> _Work to complete_
Find every line in the records below that holds the word "goddess" and copy it.

** START OF Data **

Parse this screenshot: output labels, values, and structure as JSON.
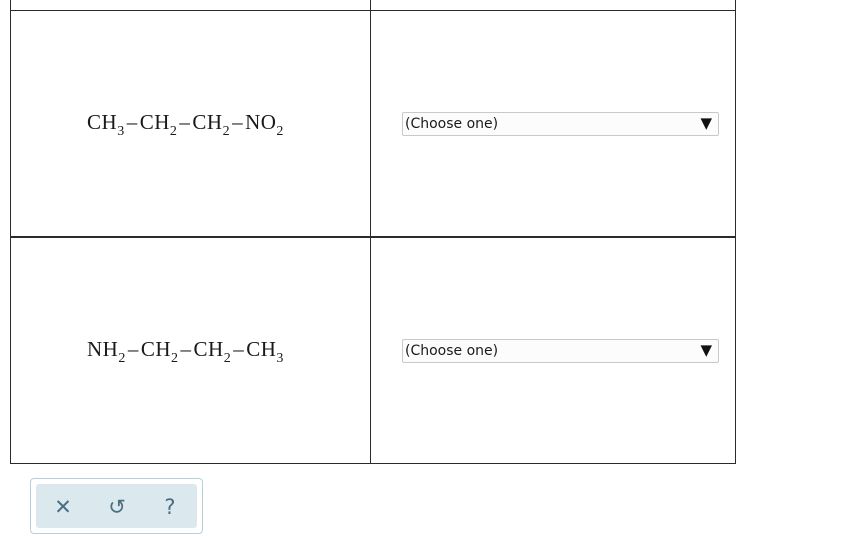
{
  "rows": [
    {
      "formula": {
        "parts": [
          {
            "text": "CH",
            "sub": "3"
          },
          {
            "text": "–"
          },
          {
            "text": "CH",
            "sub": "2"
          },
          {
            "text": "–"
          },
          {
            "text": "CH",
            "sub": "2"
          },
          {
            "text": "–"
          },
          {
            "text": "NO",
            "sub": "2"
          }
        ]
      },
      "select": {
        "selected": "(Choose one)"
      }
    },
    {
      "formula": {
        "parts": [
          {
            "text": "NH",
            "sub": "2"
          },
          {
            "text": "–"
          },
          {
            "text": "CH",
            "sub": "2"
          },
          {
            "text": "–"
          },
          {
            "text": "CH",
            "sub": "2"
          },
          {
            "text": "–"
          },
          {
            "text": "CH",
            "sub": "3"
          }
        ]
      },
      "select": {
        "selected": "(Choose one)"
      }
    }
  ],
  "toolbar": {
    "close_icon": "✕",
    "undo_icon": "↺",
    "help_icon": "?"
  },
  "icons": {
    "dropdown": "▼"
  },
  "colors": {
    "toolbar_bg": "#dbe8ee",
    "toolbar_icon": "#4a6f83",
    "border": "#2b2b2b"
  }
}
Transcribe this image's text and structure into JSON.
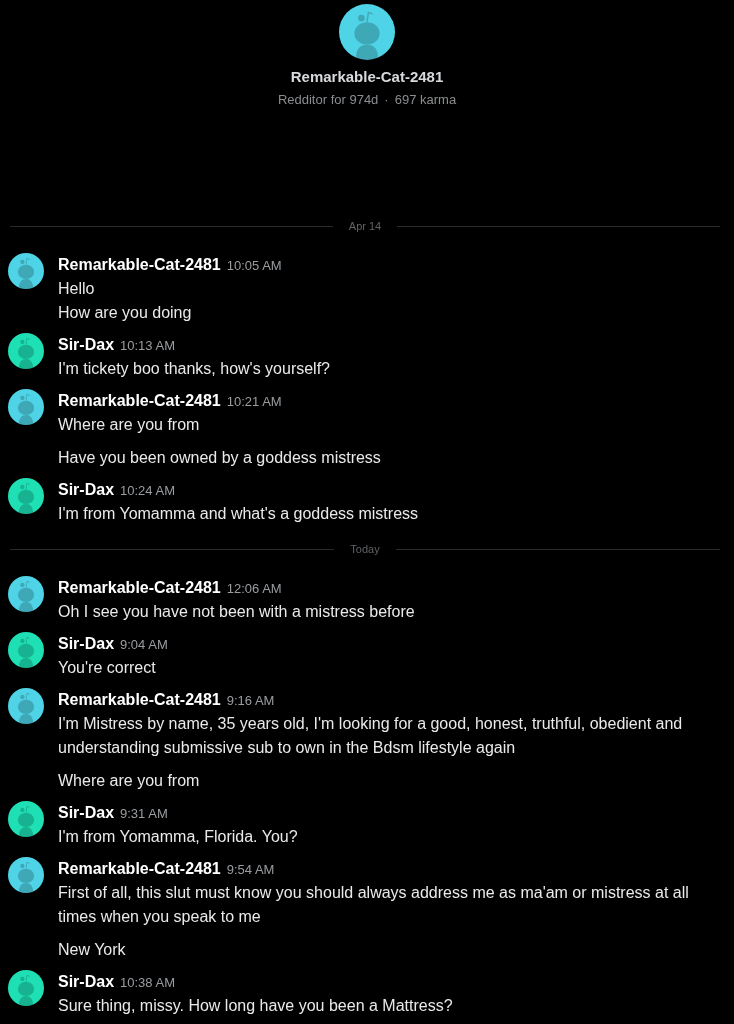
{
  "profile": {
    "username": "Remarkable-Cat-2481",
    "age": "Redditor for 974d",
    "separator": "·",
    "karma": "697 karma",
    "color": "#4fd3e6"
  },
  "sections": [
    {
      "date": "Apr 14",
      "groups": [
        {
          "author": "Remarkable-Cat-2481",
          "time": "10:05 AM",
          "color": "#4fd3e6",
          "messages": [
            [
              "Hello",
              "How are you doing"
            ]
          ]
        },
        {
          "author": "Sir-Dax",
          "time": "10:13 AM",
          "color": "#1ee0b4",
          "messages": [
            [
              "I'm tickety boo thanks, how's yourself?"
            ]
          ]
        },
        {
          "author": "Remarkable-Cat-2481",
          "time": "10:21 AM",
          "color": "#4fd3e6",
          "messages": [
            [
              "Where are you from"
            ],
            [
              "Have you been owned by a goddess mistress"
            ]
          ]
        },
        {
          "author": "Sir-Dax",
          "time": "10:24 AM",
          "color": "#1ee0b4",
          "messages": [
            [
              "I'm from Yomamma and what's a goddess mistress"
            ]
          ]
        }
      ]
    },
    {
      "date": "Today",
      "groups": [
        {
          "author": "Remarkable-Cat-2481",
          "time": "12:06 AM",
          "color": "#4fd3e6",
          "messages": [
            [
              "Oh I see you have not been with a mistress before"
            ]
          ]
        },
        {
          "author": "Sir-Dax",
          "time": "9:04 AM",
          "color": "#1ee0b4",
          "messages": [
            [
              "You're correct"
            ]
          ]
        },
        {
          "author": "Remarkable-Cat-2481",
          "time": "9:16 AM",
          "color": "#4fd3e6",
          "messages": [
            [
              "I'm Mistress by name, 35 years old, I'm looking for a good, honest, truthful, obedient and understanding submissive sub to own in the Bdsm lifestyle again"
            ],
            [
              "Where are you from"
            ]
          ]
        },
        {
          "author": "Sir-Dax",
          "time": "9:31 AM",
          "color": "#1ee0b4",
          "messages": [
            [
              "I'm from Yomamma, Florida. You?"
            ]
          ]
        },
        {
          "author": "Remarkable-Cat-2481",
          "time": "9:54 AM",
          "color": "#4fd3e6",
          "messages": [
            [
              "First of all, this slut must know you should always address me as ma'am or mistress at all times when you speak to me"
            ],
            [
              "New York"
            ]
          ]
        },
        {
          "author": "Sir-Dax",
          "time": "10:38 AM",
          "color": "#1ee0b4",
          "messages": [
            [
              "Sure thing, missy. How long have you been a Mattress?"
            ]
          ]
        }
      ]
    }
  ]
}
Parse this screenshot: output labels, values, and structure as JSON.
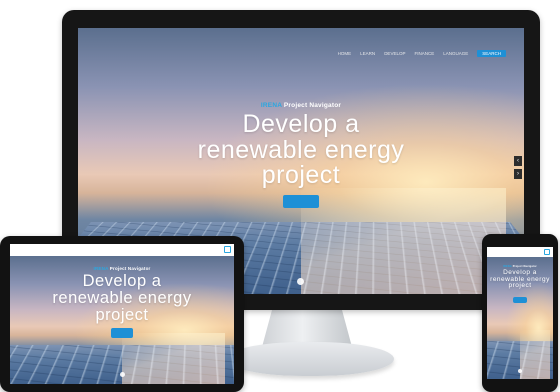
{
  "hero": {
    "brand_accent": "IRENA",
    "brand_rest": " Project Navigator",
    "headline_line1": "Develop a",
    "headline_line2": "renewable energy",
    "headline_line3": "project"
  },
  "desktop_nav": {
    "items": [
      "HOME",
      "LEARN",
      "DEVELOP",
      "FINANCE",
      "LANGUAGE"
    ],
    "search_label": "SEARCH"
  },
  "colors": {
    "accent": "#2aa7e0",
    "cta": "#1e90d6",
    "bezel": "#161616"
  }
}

** END OF Data **

> _The response_
              "Have you been owned by a goddess mistress"
              "I'm from Yomamma and what's a goddess mistress"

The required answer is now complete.